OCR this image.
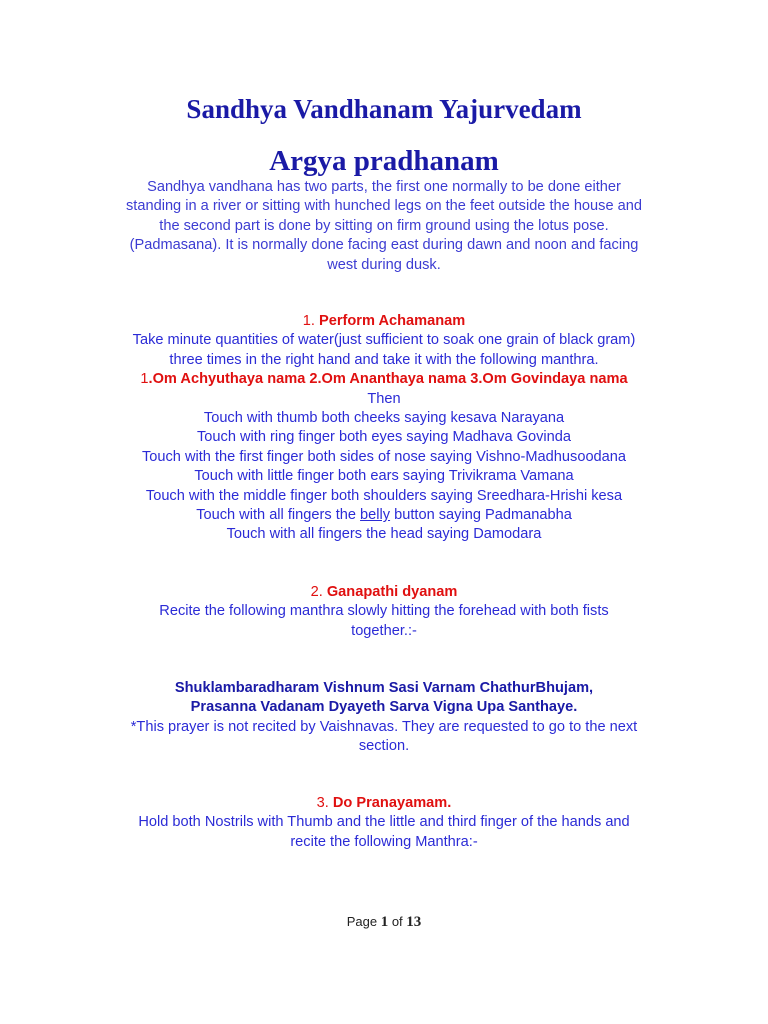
Sandhya Vandhanam Yajurvedam
Argya pradhanam
Sandhya vandhana has two parts, the first one normally to be done either
standing in a river or sitting with hunched legs on the feet outside the house and
the second part is done by sitting on firm ground using the lotus pose.
(Padmasana). It is normally done facing east during dawn and noon and facing
west during dusk.
1. Perform Achamanam
Take minute quantities of water(just sufficient to soak one grain of black gram)
three times in the right hand and take it with the following manthra.
1.Om Achyuthaya nama 2.Om Ananthaya nama 3.Om Govindaya nama
Then
Touch with thumb both cheeks saying kesava Narayana
Touch with ring finger both eyes saying Madhava Govinda
Touch with the first finger both sides of nose saying Vishno-Madhusoodana
Touch with little finger both ears saying Trivikrama Vamana
Touch with the middle finger both shoulders saying Sreedhara-Hrishi kesa
Touch with all fingers the belly button saying Padmanabha
Touch with all fingers the head saying Damodara
2. Ganapathi dyanam
Recite the following manthra slowly hitting the forehead with both fists
together.:-
Shuklambaradharam Vishnum Sasi Varnam ChathurBhujam,
Prasanna Vadanam Dyayeth Sarva Vigna Upa Santhaye.
*This prayer is not recited by Vaishnavas. They are requested to go to the next
section.
3. Do Pranayamam.
Hold both Nostrils with Thumb and the little and third finger of the hands and
recite the following Manthra:-
Page 1 of 13
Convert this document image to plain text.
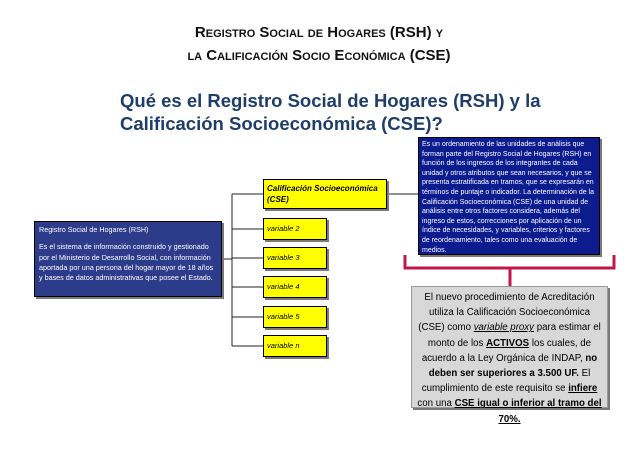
Registro Social de Hogares (RSH) y
la Calificación Socio Económica (CSE)
Qué es el Registro Social de Hogares (RSH) y la
Calificación Socioeconómica (CSE)?

Registro Social de Hogares (RSH)

Es el sistema de información construido y gestionado por el Ministerio de Desarrollo Social, con información aportada por una persona del hogar mayor de 18 años y bases de datos administrativas que posee el Estado.

Calificación Socioeconómica (CSE)
variable 2
variable 3
variable 4
variable 5
variable n
Es un ordenamiento de las unidades de análisis que forman parte del Registro Social de Hogares (RSH) en función de los ingresos de los integrantes de cada unidad y otros atributos que sean necesarios, y que se presenta estratificada en tramos, que se expresarán en términos de puntaje o indicador. La determinación de la Calificación Socioeconómica (CSE) de una unidad de análisis entre otros factores considera, además del ingreso de estos, correcciones por aplicación de un índice de necesidades, y variables, criterios y factores de reordenamiento, tales como una evaluación de medios.
El nuevo procedimiento de Acreditación utiliza la Calificación Socioeconómica (CSE) como variable proxy para estimar el monto de los ACTIVOS los cuales, de acuerdo a la Ley Orgánica de INDAP, no deben ser superiores a 3.500 UF. El cumplimiento de este requisito se infiere con una CSE igual o inferior al tramo del 70%.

★ ★ ★ ★ ★

Requirements => Copy the listing exactly. Any image in it stays out of the copy.

Answer to the exercise =>
OCR this image.
Sandhya Vandhanam Yajurvedam
Argya pradhanam
Sandhya vandhana has two parts, the first one normally to be done either
standing in a river or sitting with hunched legs on the feet outside the house and
the second part is done by sitting on firm ground using the lotus pose.
(Padmasana). It is normally done facing east during dawn and noon and facing
west during dusk.
1. Perform Achamanam
Take minute quantities of water(just sufficient to soak one grain of black gram)
three times in the right hand and take it with the following manthra.
1.Om Achyuthaya nama 2.Om Ananthaya nama 3.Om Govindaya nama
Then
Touch with thumb both cheeks saying kesava Narayana
Touch with ring finger both eyes saying Madhava Govinda
Touch with the first finger both sides of nose saying Vishno-Madhusoodana
Touch with little finger both ears saying Trivikrama Vamana
Touch with the middle finger both shoulders saying Sreedhara-Hrishi kesa
Touch with all fingers the belly button saying Padmanabha
Touch with all fingers the head saying Damodara
2. Ganapathi dyanam
Recite the following manthra slowly hitting the forehead with both fists
together.:-
Shuklambaradharam Vishnum Sasi Varnam ChathurBhujam,
Prasanna Vadanam Dyayeth Sarva Vigna Upa Santhaye.
*This prayer is not recited by Vaishnavas. They are requested to go to the next
section.
3. Do Pranayamam.
Hold both Nostrils with Thumb and the little and third finger of the hands and
recite the following Manthra:-
Page 1 of 13
Convert this document image to plain text.
Registro Social de Hogares (RSH) y
la Calificación Socio Económica (CSE)
Qué es el Registro Social de Hogares (RSH) y la
Calificación Socioeconómica (CSE)?

Registro Social de Hogares (RSH)

Es el sistema de información construido y gestionado por el Ministerio de Desarrollo Social, con información aportada por una persona del hogar mayor de 18 años y bases de datos administrativas que posee el Estado.

Calificación Socioeconómica (CSE)
variable 2
variable 3
variable 4
variable 5
variable n
Es un ordenamiento de las unidades de análisis que forman parte del Registro Social de Hogares (RSH) en función de los ingresos de los integrantes de cada unidad y otros atributos que sean necesarios, y que se presenta estratificada en tramos, que se expresarán en términos de puntaje o indicador. La determinación de la Calificación Socioeconómica (CSE) de una unidad de análisis entre otros factores considera, además del ingreso de estos, correcciones por aplicación de un índice de necesidades, y variables, criterios y factores de reordenamiento, tales como una evaluación de medios.
El nuevo procedimiento de Acreditación utiliza la Calificación Socioeconómica (CSE) como variable proxy para estimar el monto de los ACTIVOS los cuales, de acuerdo a la Ley Orgánica de INDAP, no deben ser superiores a 3.500 UF. El cumplimiento de este requisito se infiere con una CSE igual o inferior al tramo del 70%.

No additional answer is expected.